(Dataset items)
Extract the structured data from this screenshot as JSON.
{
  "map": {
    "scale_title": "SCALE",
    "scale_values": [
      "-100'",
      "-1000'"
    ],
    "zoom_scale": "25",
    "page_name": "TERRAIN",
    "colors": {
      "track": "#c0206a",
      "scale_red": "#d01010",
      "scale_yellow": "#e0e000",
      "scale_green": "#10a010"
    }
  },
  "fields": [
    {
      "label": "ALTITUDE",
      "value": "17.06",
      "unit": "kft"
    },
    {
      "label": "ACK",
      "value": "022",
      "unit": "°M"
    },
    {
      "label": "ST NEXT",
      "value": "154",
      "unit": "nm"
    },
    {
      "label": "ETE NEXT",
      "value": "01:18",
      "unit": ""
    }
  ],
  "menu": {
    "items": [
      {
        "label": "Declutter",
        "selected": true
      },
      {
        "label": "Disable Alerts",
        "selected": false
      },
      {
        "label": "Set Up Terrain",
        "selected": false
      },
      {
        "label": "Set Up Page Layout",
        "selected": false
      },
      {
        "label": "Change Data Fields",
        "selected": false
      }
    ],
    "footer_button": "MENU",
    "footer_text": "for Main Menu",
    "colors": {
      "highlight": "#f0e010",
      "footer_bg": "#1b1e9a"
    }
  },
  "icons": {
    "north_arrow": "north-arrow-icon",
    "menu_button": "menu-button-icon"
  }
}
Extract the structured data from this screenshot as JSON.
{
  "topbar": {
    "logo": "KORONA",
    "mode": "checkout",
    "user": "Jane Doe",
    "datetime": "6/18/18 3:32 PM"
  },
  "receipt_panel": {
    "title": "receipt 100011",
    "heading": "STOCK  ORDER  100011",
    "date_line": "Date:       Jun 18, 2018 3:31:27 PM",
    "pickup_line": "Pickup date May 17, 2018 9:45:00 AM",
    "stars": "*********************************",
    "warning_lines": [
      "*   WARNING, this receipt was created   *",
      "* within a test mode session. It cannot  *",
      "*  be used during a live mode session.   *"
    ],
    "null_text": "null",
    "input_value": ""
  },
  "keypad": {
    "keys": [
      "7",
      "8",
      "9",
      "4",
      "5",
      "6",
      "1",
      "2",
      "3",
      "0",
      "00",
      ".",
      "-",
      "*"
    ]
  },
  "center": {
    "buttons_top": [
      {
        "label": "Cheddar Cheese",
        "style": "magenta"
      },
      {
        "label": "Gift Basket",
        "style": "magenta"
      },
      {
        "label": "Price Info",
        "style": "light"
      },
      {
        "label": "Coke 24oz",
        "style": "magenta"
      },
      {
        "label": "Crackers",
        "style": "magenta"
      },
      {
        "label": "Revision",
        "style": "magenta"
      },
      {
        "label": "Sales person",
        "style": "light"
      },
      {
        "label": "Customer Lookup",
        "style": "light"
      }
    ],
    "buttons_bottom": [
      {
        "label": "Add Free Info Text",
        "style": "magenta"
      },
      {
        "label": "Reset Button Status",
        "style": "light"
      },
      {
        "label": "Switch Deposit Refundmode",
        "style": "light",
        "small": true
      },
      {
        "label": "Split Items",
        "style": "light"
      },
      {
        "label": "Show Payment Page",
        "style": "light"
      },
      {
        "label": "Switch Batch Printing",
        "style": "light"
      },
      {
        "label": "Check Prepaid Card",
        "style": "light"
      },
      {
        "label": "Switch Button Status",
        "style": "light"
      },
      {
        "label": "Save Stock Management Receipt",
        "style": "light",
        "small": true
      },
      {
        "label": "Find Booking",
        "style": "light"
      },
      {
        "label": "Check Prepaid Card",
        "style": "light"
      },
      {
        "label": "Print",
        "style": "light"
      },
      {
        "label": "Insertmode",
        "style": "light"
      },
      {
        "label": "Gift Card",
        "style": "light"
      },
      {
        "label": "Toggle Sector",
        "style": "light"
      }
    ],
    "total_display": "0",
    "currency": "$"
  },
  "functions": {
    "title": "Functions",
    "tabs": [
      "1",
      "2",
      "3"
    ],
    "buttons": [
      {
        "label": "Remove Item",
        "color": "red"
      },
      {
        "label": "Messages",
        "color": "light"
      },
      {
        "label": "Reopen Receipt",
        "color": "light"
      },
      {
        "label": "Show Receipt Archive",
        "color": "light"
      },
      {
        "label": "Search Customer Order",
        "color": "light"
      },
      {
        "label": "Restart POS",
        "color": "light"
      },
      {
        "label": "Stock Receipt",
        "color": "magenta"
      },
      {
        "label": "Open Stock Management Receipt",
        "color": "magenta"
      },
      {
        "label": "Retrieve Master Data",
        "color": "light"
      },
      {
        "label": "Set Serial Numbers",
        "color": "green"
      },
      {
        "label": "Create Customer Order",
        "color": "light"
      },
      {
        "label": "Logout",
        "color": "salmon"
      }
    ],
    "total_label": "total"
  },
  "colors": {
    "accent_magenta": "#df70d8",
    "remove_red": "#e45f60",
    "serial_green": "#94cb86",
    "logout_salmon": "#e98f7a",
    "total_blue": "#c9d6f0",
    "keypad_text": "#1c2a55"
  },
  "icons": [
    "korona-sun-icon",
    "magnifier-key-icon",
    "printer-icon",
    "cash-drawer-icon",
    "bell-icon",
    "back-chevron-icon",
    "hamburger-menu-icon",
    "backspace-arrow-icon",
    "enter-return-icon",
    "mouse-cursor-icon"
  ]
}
...
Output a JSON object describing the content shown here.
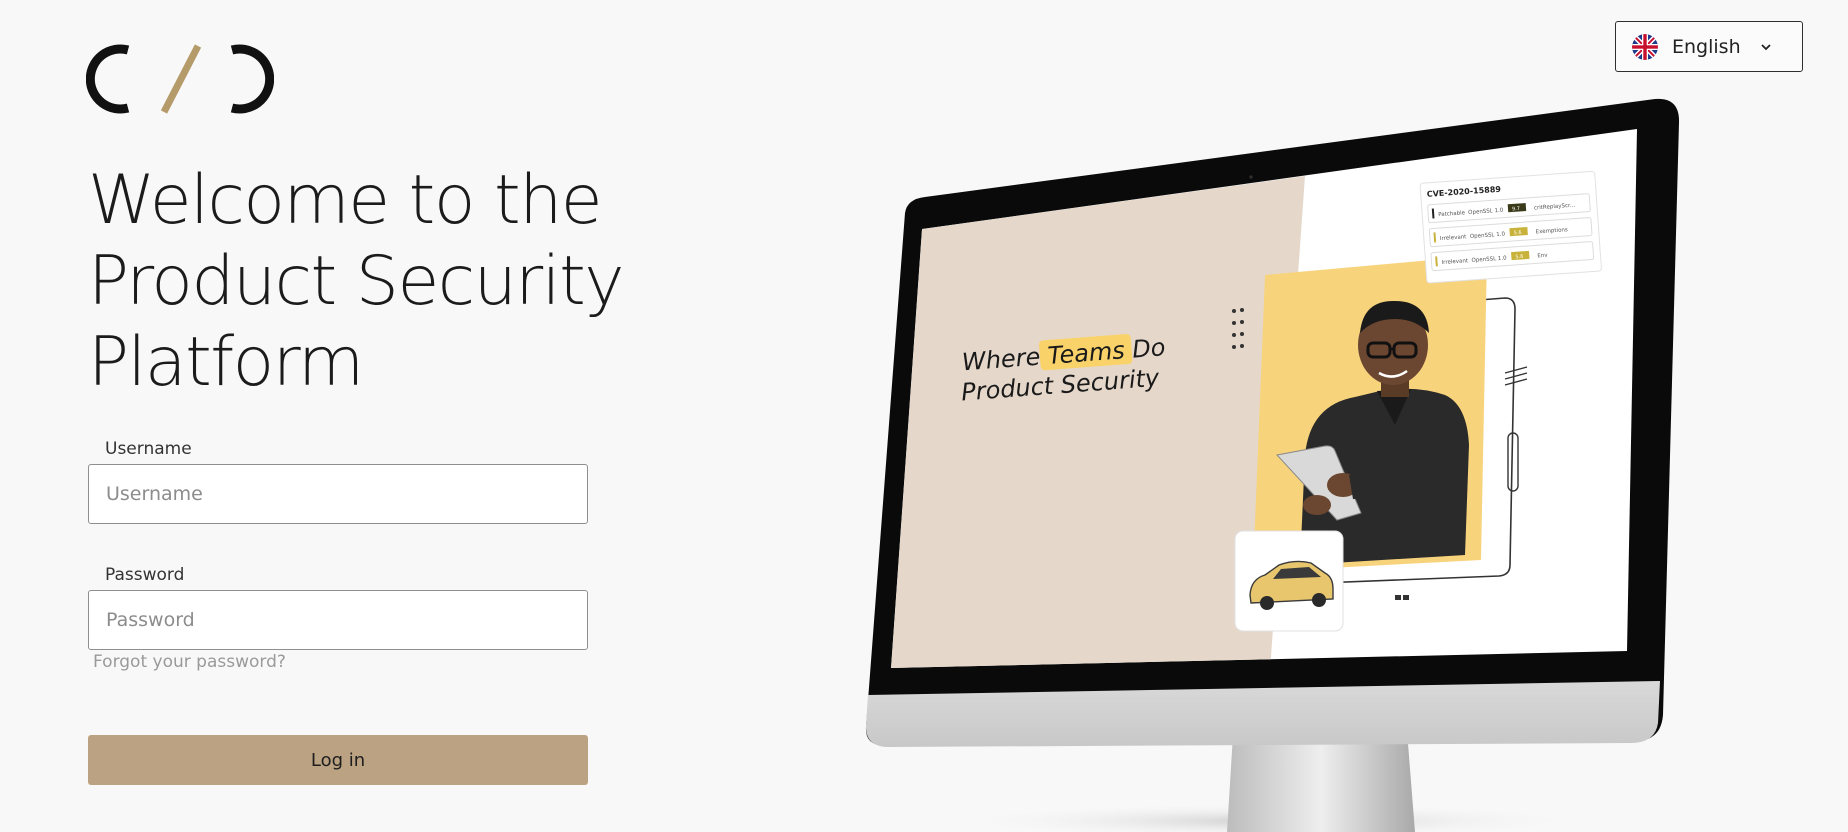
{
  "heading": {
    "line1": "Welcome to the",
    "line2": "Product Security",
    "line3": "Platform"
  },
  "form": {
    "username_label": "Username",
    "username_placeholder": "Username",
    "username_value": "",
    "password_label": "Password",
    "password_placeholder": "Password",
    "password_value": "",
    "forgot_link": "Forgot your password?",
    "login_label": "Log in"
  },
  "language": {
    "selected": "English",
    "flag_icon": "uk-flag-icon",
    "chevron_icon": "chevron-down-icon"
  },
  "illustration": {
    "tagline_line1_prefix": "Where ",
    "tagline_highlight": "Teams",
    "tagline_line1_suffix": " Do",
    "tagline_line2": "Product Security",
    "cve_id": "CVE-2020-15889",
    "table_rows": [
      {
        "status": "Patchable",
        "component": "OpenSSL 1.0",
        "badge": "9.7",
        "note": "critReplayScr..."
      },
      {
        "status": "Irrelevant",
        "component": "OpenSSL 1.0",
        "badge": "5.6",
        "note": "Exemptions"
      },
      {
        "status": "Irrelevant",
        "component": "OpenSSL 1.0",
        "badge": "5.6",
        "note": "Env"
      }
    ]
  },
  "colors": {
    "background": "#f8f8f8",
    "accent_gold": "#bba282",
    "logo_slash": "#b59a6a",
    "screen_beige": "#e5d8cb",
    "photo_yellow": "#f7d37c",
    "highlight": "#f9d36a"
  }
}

- Goal: Return all lines containing "Info".

- Reply to the exercise:
        "label": "Price Info",
        "label": "Add Free Info Text",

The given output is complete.